**Problem**
Return the full listing exactly as it is written.

** BEGIN Extracted entries **

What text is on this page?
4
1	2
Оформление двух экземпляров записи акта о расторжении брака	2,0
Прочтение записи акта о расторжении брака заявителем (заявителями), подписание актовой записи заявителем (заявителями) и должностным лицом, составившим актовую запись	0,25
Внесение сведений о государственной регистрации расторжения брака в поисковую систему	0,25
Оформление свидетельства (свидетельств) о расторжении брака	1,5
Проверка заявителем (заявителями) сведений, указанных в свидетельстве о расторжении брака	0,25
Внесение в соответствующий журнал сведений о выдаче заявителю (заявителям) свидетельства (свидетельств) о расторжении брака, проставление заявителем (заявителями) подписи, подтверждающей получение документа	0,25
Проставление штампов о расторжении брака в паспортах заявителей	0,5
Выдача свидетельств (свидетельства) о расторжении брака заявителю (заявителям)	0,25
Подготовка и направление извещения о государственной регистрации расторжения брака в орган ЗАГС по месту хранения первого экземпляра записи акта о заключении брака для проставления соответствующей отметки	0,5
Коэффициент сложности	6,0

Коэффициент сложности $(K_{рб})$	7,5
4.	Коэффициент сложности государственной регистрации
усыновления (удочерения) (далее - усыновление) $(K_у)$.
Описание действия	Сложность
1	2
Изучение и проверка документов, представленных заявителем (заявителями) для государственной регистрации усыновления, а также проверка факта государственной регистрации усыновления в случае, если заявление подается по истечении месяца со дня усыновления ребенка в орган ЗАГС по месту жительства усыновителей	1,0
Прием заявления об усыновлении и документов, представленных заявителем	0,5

** END Extracted entries **

**Response to this exercise**
What text is on this page?
4
1	2
Оформление двух экземпляров записи акта о расторжении брака	2,0
Прочтение записи акта о расторжении брака заявителем (заявителями), подписание актовой записи заявителем (заявителями) и должностным лицом, составившим актовую запись	0,25
Внесение сведений о государственной регистрации расторжения брака в поисковую систему	0,25
Оформление свидетельства (свидетельств) о расторжении брака	1,5
Проверка заявителем (заявителями) сведений, указанных в свидетельстве о расторжении брака	0,25
Внесение в соответствующий журнал сведений о выдаче заявителю (заявителям) свидетельства (свидетельств) о расторжении брака, проставление заявителем (заявителями) подписи, подтверждающей получение документа	0,25
Проставление штампов о расторжении брака в паспортах заявителей	0,5
Выдача свидетельств (свидетельства) о расторжении брака заявителю (заявителям)	0,25
Подготовка и направление извещения о государственной регистрации расторжения брака в орган ЗАГС по месту хранения первого экземпляра записи акта о заключении брака для проставления соответствующей отметки	0,5
Коэффициент сложности	6,0

Коэффициент сложности $(K_{рб})$	7,5
4.	Коэффициент сложности государственной регистрации
усыновления (удочерения) (далее - усыновление) $(K_у)$.
Описание действия	Сложность
1	2
Изучение и проверка документов, представленных заявителем (заявителями) для государственной регистрации усыновления, а также проверка факта государственной регистрации усыновления в случае, если заявление подается по истечении месяца со дня усыновления ребенка в орган ЗАГС по месту жительства усыновителей	1,0
Прием заявления об усыновлении и документов, представленных заявителем	0,5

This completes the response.